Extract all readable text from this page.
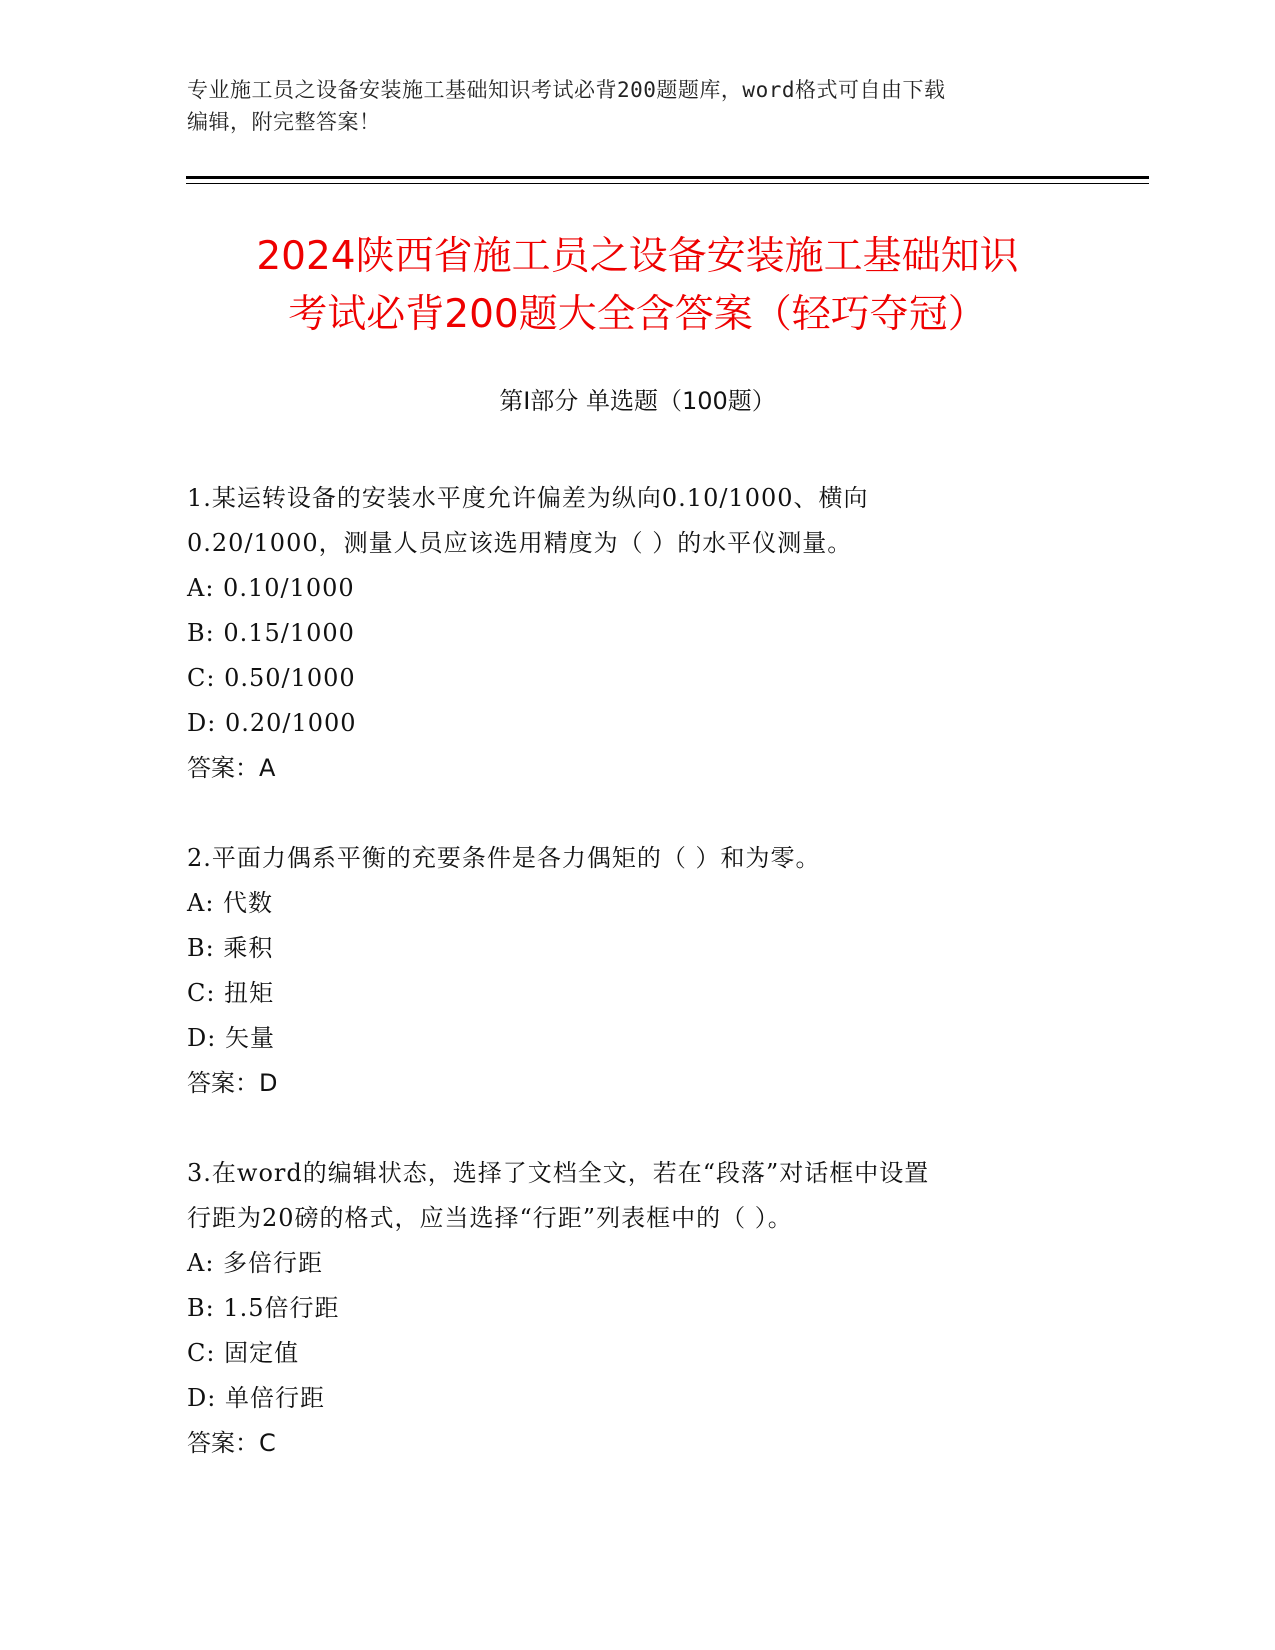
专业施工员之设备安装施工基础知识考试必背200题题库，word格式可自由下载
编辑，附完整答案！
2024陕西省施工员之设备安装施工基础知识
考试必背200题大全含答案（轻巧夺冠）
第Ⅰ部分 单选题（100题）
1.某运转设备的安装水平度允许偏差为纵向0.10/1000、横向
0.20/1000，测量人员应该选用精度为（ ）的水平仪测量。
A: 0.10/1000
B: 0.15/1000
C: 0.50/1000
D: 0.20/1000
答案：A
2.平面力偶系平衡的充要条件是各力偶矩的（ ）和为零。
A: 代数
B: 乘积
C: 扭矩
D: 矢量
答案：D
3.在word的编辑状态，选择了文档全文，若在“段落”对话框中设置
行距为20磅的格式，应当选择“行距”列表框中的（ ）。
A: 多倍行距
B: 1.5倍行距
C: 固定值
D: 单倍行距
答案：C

= Goal =
Quote the records in their entirety, keeping the wording exact and excluding pictures.

= Full answer =
Extract all readable text from this page.
专业施工员之设备安装施工基础知识考试必背200题题库，word格式可自由下载
编辑，附完整答案！
2024陕西省施工员之设备安装施工基础知识
考试必背200题大全含答案（轻巧夺冠）
第Ⅰ部分 单选题（100题）
1.某运转设备的安装水平度允许偏差为纵向0.10/1000、横向
0.20/1000，测量人员应该选用精度为（ ）的水平仪测量。
A: 0.10/1000
B: 0.15/1000
C: 0.50/1000
D: 0.20/1000
答案：A
2.平面力偶系平衡的充要条件是各力偶矩的（ ）和为零。
A: 代数
B: 乘积
C: 扭矩
D: 矢量
答案：D
3.在word的编辑状态，选择了文档全文，若在“段落”对话框中设置
行距为20磅的格式，应当选择“行距”列表框中的（ ）。
A: 多倍行距
B: 1.5倍行距
C: 固定值
D: 单倍行距
答案：C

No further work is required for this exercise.